--- BEGIN ---

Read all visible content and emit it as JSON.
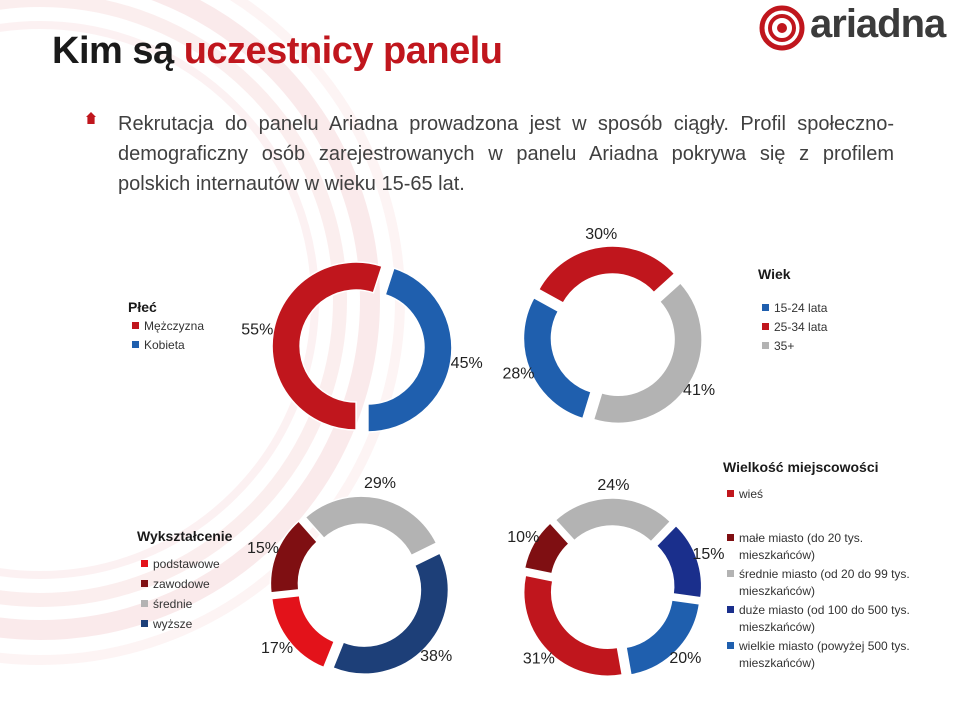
{
  "title": {
    "lead": "Kim są",
    "accent": "uczestnicy panelu"
  },
  "logo": {
    "text": "ariadna"
  },
  "intro": "Rekrutacja do panelu Ariadna prowadzona jest w sposób ciągły. Profil społeczno-demograficzny osób zarejestrowanych w panelu Ariadna pokrywa się z profilem polskich internautów w wieku 15-65 lat.",
  "colors": {
    "red": "#c0161d",
    "dark_red": "#7f0f12",
    "bright_red": "#e3121a",
    "blue": "#1f5fae",
    "navy": "#1a2f8c",
    "dark_blue": "#1d3f78",
    "gray": "#b3b3b3"
  },
  "chart_data": [
    {
      "type": "donut",
      "title": "Płeć",
      "legend_position": "left",
      "categories": [
        "Mężczyzna",
        "Kobieta"
      ],
      "values": [
        55,
        45
      ],
      "unit": "%",
      "colors": [
        "#c0161d",
        "#1f5fae"
      ]
    },
    {
      "type": "donut",
      "title": "Wiek",
      "legend_position": "right",
      "categories": [
        "15-24 lata",
        "25-34 lata",
        "35+"
      ],
      "values": [
        28,
        30,
        41
      ],
      "unit": "%",
      "colors": [
        "#1f5fae",
        "#c0161d",
        "#b3b3b3"
      ]
    },
    {
      "type": "donut",
      "title": "Wykształcenie",
      "legend_position": "left",
      "categories": [
        "podstawowe",
        "zawodowe",
        "średnie",
        "wyższe"
      ],
      "values": [
        17,
        15,
        29,
        38
      ],
      "unit": "%",
      "colors": [
        "#e3121a",
        "#7f0f12",
        "#b3b3b3",
        "#1d3f78"
      ]
    },
    {
      "type": "donut",
      "title": "Wielkość miejscowości",
      "legend_position": "right",
      "categories": [
        "wieś",
        "małe miasto (do 20 tys. mieszkańców)",
        "średnie miasto (od 20 do 99 tys. mieszkańców)",
        "duże miasto (od 100 do 500 tys. mieszkańców)",
        "wielkie miasto (powyżej 500 tys. mieszkańców)"
      ],
      "values": [
        31,
        10,
        24,
        15,
        20
      ],
      "unit": "%",
      "colors": [
        "#c0161d",
        "#7f0f12",
        "#b3b3b3",
        "#1a2f8c",
        "#1f5fae"
      ]
    }
  ]
}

--- END ---

Goal = Find the string "mieszkańców" in the listing and return every line that holds it.

Task result =
        "małe miasto (do 20 tys. mieszkańców)",
        "średnie miasto (od 20 do 99 tys. mieszkańców)",
        "duże miasto (od 100 do 500 tys. mieszkańców)",
        "wielkie miasto (powyżej 500 tys. mieszkańców)"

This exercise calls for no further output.